[Set tasks]:
[1] In the clustering best practices text, retype the passage starting with "Object Type" and going on through "Reduce Remote Calls.".
[2] Answer these questions from the clustering best practices text:
(a) What is a session bean that contains complex interactions referred to as?
(b) By what other names are transfer objects sometimes referred to?
(c) What does failover for RMI objects require of methods?
[3] List every section heading in the clustering best practices text that contains the words "Remote Calls".

Clustering Best Practices

The following topics recommend design and deployment practices that maximize the scalability, reliability, and performance of applications hosted by a WebLogic Server cluster:

General Design Considerations

The following sections describe general design guidelines for clustered applications.

Strive for Simplicity

Distributed systems are complicated by nature. For a variety of reasons, make simplicity a primary design goal. Minimize “moving parts” and do not distribute algorithms across multiple objects.

Minimize Remote Calls

You improve performance and reduce the effects of failures by minimizing remote calls.

Session Facades Reduce Remote Calls

Avoid accessing EJB entity beans from client or servlet code. Instead, use a session bean, referred to as a facade, to contain complex interactions and reduce calls from web applications to RMI objects. When a client application accesses an entity bean directly, each getter method is a remote call. A session facade bean can access the entity bean locally, collect the data in a structure, and return it by value.

Transfer Objects Reduce Remote Calls

EJBs consume significant system resources and network bandwidth to execute—they are unlikely to be the appropriate implementation for every object in an application.

Use EJBs to model logical groupings of an information and associated business logic. For example, use an EJB to model a logical subset of the line items on an invoice—for instance, items to which discounts, rebates, taxes, or other adjustments apply.

In contrast, an individual line item in an invoice is fine-grained—implementing it as an EJB wastes network resources. Implement objects that simply represents a set of data fields, which require only get and set functionality, as transfer objects.

Transfer objects (sometimes referred to as value objects or helper classes) are good for modeling entities that contain a group of attributes that are always accessed together. A transfer object is a serializable class within an EJB that groups related attributes, forming a composite value. This class is used as the return type of a remote business method.

Clients receive instances of this class by calling coarse-grained business methods, and then locally access the fine-grained values within the transfer object. Fetching multiple values in one server round-trip decreases network traffic and minimizes latency and server resource usage.

Distributed Transactions Increase Remote Calls

Avoid transactions that span multiple server instances. Distributed transactions issue remote calls and consume network bandwidth and overhead for resource coordination.

Web Application Design Considerations

The following sections describe design considerations for clustered servlets and JSPs.

Configure In-Memory Replication

Design for Idempotence

Failures or impatient users can result in duplicate servlet requests. Design servlets to tolerate duplicate requests.

Programming Considerations

EJB Design Considerations

The following sections describe design considerations for clustered RMI objects.

Design Idempotent Methods

It is not always possible to determine when a server instance failed with respect to the work it was doing at the time of failure. For instance, if a server instance fails after handling a client request but before returning the response, there is no way to tell that the request was handled. A user that does not get a response retries, resulting in an additional request.

Failover for RMI objects requires that methods be idempotent. An idempotent method is one that can be repeated with no negative side-effects.

Follow Usage and Configuration Guidelines

The following table summarizes usage and configuration guidelines for EJBs. For a list of configurable cluster behaviors, see Table 11-2.

Object Type

Usage

Configuration

EJBs of all types

Use EJBs to model logical groupings of an information and associated business logic. See Transfer Objects Reduce Remote Calls.

[Provided information]:
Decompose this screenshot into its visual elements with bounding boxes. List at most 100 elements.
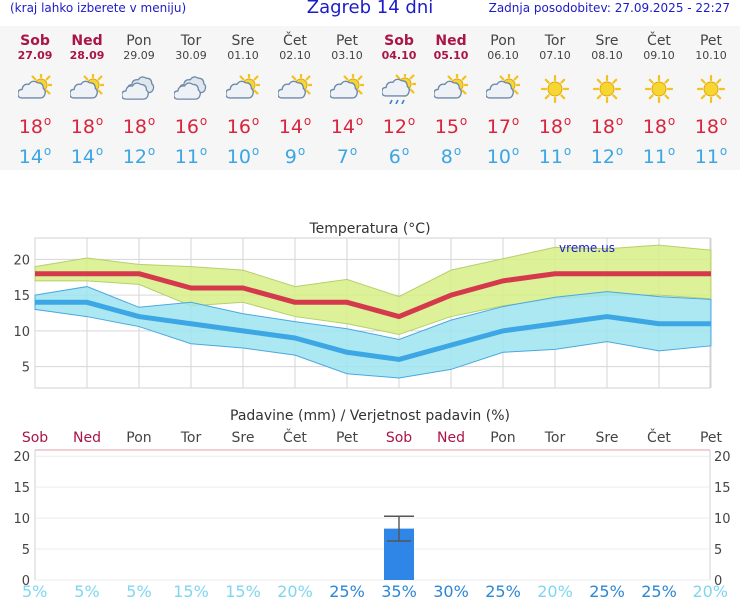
precipitation-probability: 20% bbox=[537, 582, 573, 600]
temperature-chart-title: Temperatura (°C) bbox=[308, 221, 430, 237]
day-name: Sre bbox=[595, 33, 619, 49]
min-temperature: 8o bbox=[440, 144, 462, 168]
day-column: Čet 02.10 14o 9o bbox=[269, 26, 321, 170]
partly-cloudy-icon bbox=[17, 71, 55, 104]
precipitation-probability: 15% bbox=[173, 582, 209, 600]
precipitation-day-label: Pet bbox=[700, 430, 723, 446]
max-temperature-value: 16 bbox=[226, 116, 251, 138]
min-temperature-value: 8 bbox=[440, 146, 453, 168]
min-temperature: 9o bbox=[284, 144, 306, 168]
day-column: Čet 09.10 18o 11o bbox=[633, 26, 685, 170]
precipitation-probability: 30% bbox=[433, 582, 469, 600]
header: (kraj lahko izberete v meniju) Zagreb 14… bbox=[0, 0, 740, 22]
max-temperature-value: 14 bbox=[330, 116, 355, 138]
max-temperature: 16o bbox=[226, 114, 260, 138]
min-temperature: 14o bbox=[70, 144, 104, 168]
day-name: Tor bbox=[180, 33, 202, 49]
min-temperature-band bbox=[34, 286, 712, 379]
max-temperature: 18o bbox=[18, 114, 52, 138]
temperature-y-tick: 20 bbox=[13, 253, 30, 268]
day-column: Sob 27.09 18o 14o bbox=[9, 26, 61, 170]
max-temperature: 12o bbox=[382, 114, 416, 138]
partly-cloudy-icon bbox=[225, 71, 263, 104]
day-name: Pon bbox=[490, 33, 516, 49]
sun-icon bbox=[642, 74, 676, 104]
max-temperature: 14o bbox=[278, 114, 312, 138]
precipitation-y-tick-right: 0 bbox=[714, 574, 722, 589]
day-date: 07.10 bbox=[539, 49, 571, 62]
precipitation-day-label: Sob bbox=[22, 430, 48, 446]
partly-cloudy-icon bbox=[485, 71, 523, 104]
partly-cloudy-icon bbox=[277, 71, 315, 104]
min-temperature-value: 11 bbox=[174, 146, 199, 168]
precipitation-day-label: Ned bbox=[437, 430, 465, 446]
min-temperature: 10o bbox=[486, 144, 520, 168]
precipitation-y-tick-right: 10 bbox=[714, 512, 731, 527]
precipitation-day-label: Tor bbox=[180, 430, 202, 446]
min-temperature-line bbox=[35, 299, 711, 362]
min-temperature-value: 10 bbox=[486, 146, 511, 168]
day-date: 01.10 bbox=[227, 49, 259, 62]
day-date: 03.10 bbox=[331, 49, 363, 62]
precipitation-probability: 15% bbox=[225, 582, 261, 600]
precipitation-probability: 25% bbox=[329, 582, 365, 600]
day-name: Sre bbox=[231, 33, 255, 49]
max-temperature: 18o bbox=[694, 114, 728, 138]
min-temperature: 14o bbox=[18, 144, 52, 168]
min-temperature: 12o bbox=[122, 144, 156, 168]
temperature-y-tick: 15 bbox=[13, 289, 30, 304]
day-column: Pon 29.09 18o 12o bbox=[113, 26, 165, 170]
max-temperature-value: 18 bbox=[18, 116, 43, 138]
min-temperature: 7o bbox=[336, 144, 358, 168]
precipitation-day-label: Čet bbox=[283, 428, 307, 446]
forecast-strip: Sob 27.09 18o 14o Ned 28.09 18o 14o Pon 29.09 18o 1… bbox=[0, 26, 740, 170]
precipitation-probability: 25% bbox=[589, 582, 625, 600]
max-temperature: 18o bbox=[642, 114, 676, 138]
max-temperature-value: 18 bbox=[70, 116, 95, 138]
precipitation-y-tick-right: 20 bbox=[714, 450, 731, 465]
day-name: Pon bbox=[126, 33, 152, 49]
max-temperature: 16o bbox=[174, 114, 208, 138]
day-date: 08.10 bbox=[591, 49, 623, 62]
precipitation-y-tick-left: 10 bbox=[13, 512, 30, 527]
precipitation-day-label: Ned bbox=[73, 430, 101, 446]
min-temperature-value: 14 bbox=[18, 146, 43, 168]
min-temperature: 12o bbox=[590, 144, 624, 168]
max-temperature-value: 18 bbox=[694, 116, 719, 138]
day-date: 27.09 bbox=[17, 49, 53, 62]
max-temperature-value: 14 bbox=[278, 116, 303, 138]
day-column: Sre 08.10 18o 12o bbox=[581, 26, 633, 170]
min-temperature-value: 9 bbox=[284, 146, 297, 168]
max-temperature-value: 16 bbox=[174, 116, 199, 138]
precipitation-chart-title: Padavine (mm) / Verjetnost padavin (%) bbox=[230, 408, 510, 424]
day-date: 05.10 bbox=[433, 49, 469, 62]
min-temperature-value: 14 bbox=[70, 146, 95, 168]
precipitation-probability: 25% bbox=[485, 582, 521, 600]
min-temperature-value: 12 bbox=[122, 146, 147, 168]
day-date: 09.10 bbox=[643, 49, 675, 62]
precipitation-y-tick-right: 15 bbox=[714, 481, 731, 496]
min-temperature-value: 11 bbox=[538, 146, 563, 168]
day-column: Pet 10.10 18o 11o bbox=[685, 26, 737, 170]
precipitation-day-label: Pet bbox=[336, 430, 359, 446]
max-temperature-band bbox=[34, 244, 712, 335]
watermark: vreme.us bbox=[559, 241, 615, 255]
day-name: Ned bbox=[435, 33, 467, 49]
min-temperature-value: 11 bbox=[642, 146, 667, 168]
partly-cloudy-icon bbox=[433, 71, 471, 104]
min-temperature: 11o bbox=[174, 144, 208, 168]
min-temperature: 11o bbox=[538, 144, 572, 168]
max-temperature: 14o bbox=[330, 114, 364, 138]
day-name: Sob bbox=[384, 33, 414, 49]
day-name: Čet bbox=[283, 33, 307, 49]
precipitation-day-label: Pon bbox=[490, 430, 515, 446]
precipitation-day-label: Pon bbox=[126, 430, 151, 446]
max-temperature: 18o bbox=[590, 114, 624, 138]
min-temperature-value: 11 bbox=[694, 146, 719, 168]
max-temperature: 18o bbox=[538, 114, 572, 138]
cloudy-icon bbox=[121, 74, 156, 104]
last-updated: Zadnja posodobitev: 27.09.2025 - 22:27 bbox=[488, 1, 730, 15]
day-name: Ned bbox=[71, 33, 103, 49]
location-menu-hint[interactable]: (kraj lahko izberete v meniju) bbox=[10, 1, 187, 15]
max-temperature-line bbox=[35, 271, 711, 320]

[Responses to the exercise]:
[1]
Object Type

Usage

Configuration

EJBs of all types

Use EJBs to model logical groupings of an information and associated business logic. See Transfer Objects Reduce Remote Calls.

[2]
(a) A facade.
(b) Value objects or helper classes.
(c) That the methods be idempotent.

[3]
Minimize Remote Calls
Session Facades Reduce Remote Calls
Transfer Objects Reduce Remote Calls
Distributed Transactions Increase Remote Calls